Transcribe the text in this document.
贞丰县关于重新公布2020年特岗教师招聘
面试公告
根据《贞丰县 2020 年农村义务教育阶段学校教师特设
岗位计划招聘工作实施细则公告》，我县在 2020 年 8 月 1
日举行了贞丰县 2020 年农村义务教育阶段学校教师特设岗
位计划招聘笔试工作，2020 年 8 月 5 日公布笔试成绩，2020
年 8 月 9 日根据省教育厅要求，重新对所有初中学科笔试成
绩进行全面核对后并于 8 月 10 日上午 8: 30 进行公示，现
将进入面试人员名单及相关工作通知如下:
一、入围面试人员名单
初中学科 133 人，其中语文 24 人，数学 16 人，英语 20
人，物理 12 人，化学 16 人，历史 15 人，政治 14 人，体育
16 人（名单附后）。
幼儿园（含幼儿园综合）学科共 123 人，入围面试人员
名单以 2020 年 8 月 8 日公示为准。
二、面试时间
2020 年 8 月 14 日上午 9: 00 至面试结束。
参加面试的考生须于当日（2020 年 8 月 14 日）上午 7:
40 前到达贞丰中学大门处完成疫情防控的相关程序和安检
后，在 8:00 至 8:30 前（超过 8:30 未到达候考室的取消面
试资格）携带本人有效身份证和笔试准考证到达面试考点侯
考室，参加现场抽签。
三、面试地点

= = = = =

Exactly as written, please output every entry.

Transcribe the text in this document.
贞丰县关于重新公布2020年特岗教师招聘
面试公告
根据《贞丰县 2020 年农村义务教育阶段学校教师特设
岗位计划招聘工作实施细则公告》，我县在 2020 年 8 月 1
日举行了贞丰县 2020 年农村义务教育阶段学校教师特设岗
位计划招聘笔试工作，2020 年 8 月 5 日公布笔试成绩，2020
年 8 月 9 日根据省教育厅要求，重新对所有初中学科笔试成
绩进行全面核对后并于 8 月 10 日上午 8: 30 进行公示，现
将进入面试人员名单及相关工作通知如下:
一、入围面试人员名单
初中学科 133 人，其中语文 24 人，数学 16 人，英语 20
人，物理 12 人，化学 16 人，历史 15 人，政治 14 人，体育
16 人（名单附后）。
幼儿园（含幼儿园综合）学科共 123 人，入围面试人员
名单以 2020 年 8 月 8 日公示为准。
二、面试时间
2020 年 8 月 14 日上午 9: 00 至面试结束。
参加面试的考生须于当日（2020 年 8 月 14 日）上午 7:
40 前到达贞丰中学大门处完成疫情防控的相关程序和安检
后，在 8:00 至 8:30 前（超过 8:30 未到达候考室的取消面
试资格）携带本人有效身份证和笔试准考证到达面试考点侯
考室，参加现场抽签。
三、面试地点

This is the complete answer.